**** MATERIAL

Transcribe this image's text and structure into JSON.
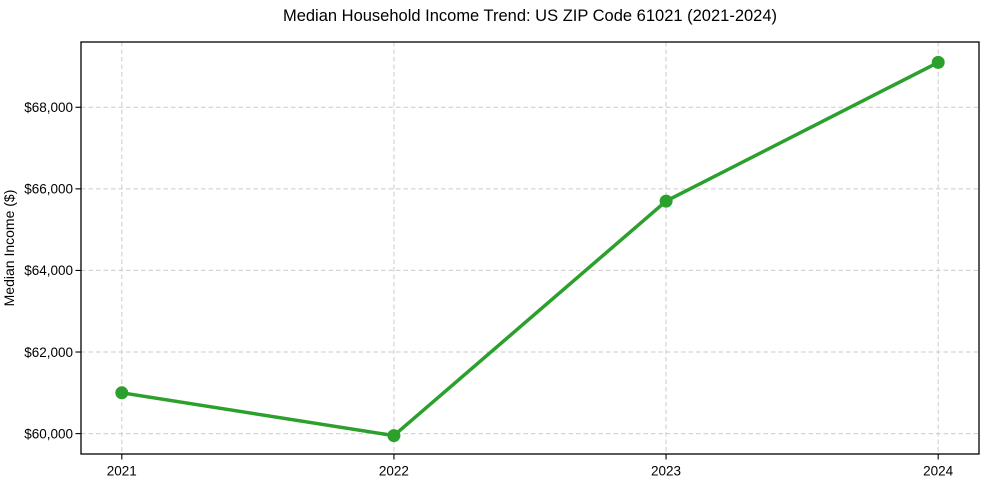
{
  "chart_data": {
    "type": "line",
    "title": "Median Household Income Trend: US ZIP Code 61021 (2021-2024)",
    "xlabel": "",
    "ylabel": "Median Income ($)",
    "x": [
      2021,
      2022,
      2023,
      2024
    ],
    "x_tick_labels": [
      "2021",
      "2022",
      "2023",
      "2024"
    ],
    "values": [
      61000,
      59950,
      65700,
      69100
    ],
    "yticks": [
      60000,
      62000,
      64000,
      66000,
      68000
    ],
    "ytick_labels": [
      "$60,000",
      "$62,000",
      "$64,000",
      "$66,000",
      "$68,000"
    ],
    "xlim": [
      2020.85,
      2024.15
    ],
    "ylim": [
      59500,
      69600
    ],
    "grid": true,
    "grid_style": "dashed",
    "legend_position": "none",
    "line_color": "#2ca02c",
    "marker": "circle",
    "marker_color": "#2ca02c"
  }
}
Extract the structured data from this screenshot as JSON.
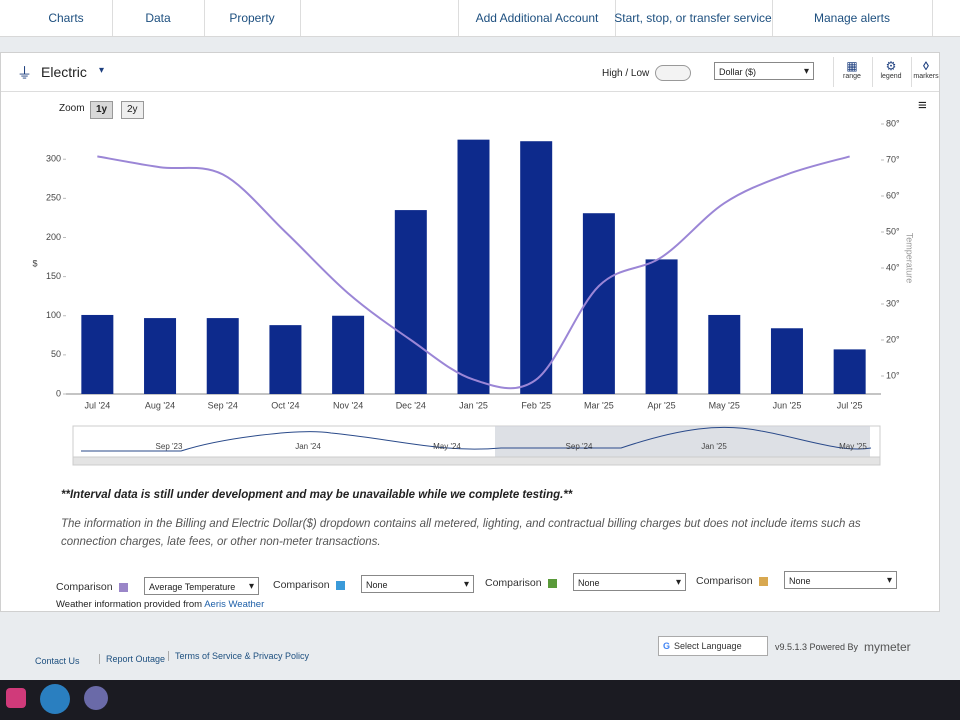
{
  "nav": [
    "Charts",
    "Data",
    "Property",
    "Add Additional Account",
    "Start, stop, or transfer service",
    "Manage alerts"
  ],
  "panel": {
    "title": "Electric",
    "toggle": "High / Low",
    "unit_select": "Dollar ($)",
    "tools": [
      "range",
      "legend",
      "markers"
    ],
    "zoom_label": "Zoom",
    "zoom_options": [
      "1y",
      "2y"
    ]
  },
  "chart_data": {
    "type": "bar",
    "y_label": "$",
    "y2_label": "Temperature",
    "categories": [
      "Jul '24",
      "Aug '24",
      "Sep '24",
      "Oct '24",
      "Nov '24",
      "Dec '24",
      "Jan '25",
      "Feb '25",
      "Mar '25",
      "Apr '25",
      "May '25",
      "Jun '25",
      "Jul '25"
    ],
    "series": [
      {
        "type": "bar",
        "color": "#0d2a8c",
        "values": [
          101,
          97,
          97,
          88,
          100,
          235,
          325,
          323,
          231,
          172,
          101,
          84,
          57
        ]
      },
      {
        "type": "line",
        "axis": "y2",
        "color": "#9b86d6",
        "values": [
          71,
          68,
          66,
          50,
          33,
          20,
          9,
          9,
          35,
          43,
          58,
          66,
          71
        ]
      }
    ],
    "ylim": [
      0,
      345
    ],
    "yticks": [
      0,
      50,
      100,
      150,
      200,
      250,
      300
    ],
    "y2lim": [
      5,
      80
    ],
    "y2ticks": [
      {
        "value": 10,
        "label": "10°"
      },
      {
        "value": 20,
        "label": "20°"
      },
      {
        "value": 30,
        "label": "30°"
      },
      {
        "value": 40,
        "label": "40°"
      },
      {
        "value": 50,
        "label": "50°"
      },
      {
        "value": 60,
        "label": "60°"
      },
      {
        "value": 70,
        "label": "70°"
      },
      {
        "value": 80,
        "label": "80°"
      }
    ],
    "navigator_labels": [
      "Sep '23",
      "Jan '24",
      "May '24",
      "Sep '24",
      "Jan '25",
      "May '25"
    ]
  },
  "notes": {
    "warning": "**Interval data is still under development and may be unavailable while we complete testing.**",
    "info": "The information in the Billing and Electric Dollar($) dropdown contains all metered, lighting, and contractual billing charges but does not include items such as connection charges, late fees, or other non-meter transactions."
  },
  "comparisons": [
    {
      "label": "Comparison",
      "color": "#9a86c8",
      "selected": "Average Temperature"
    },
    {
      "label": "Comparison",
      "color": "#3a9ad9",
      "selected": "None"
    },
    {
      "label": "Comparison",
      "color": "#5a9a3a",
      "selected": "None"
    },
    {
      "label": "Comparison",
      "color": "#d8a850",
      "selected": "None"
    }
  ],
  "weather": {
    "text": "Weather information provided from",
    "link": "Aeris Weather"
  },
  "footer": {
    "links": [
      "Contact Us",
      "Report Outage",
      "Terms of Service & Privacy Policy"
    ],
    "language": "Select Language",
    "version": "v9.5.1.3 Powered By",
    "brand": "mymeter"
  }
}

********

TASK: Tally up the lines holding the word "Median" in the data above, and answer with that figure only.

SOLUTION BELOW: 2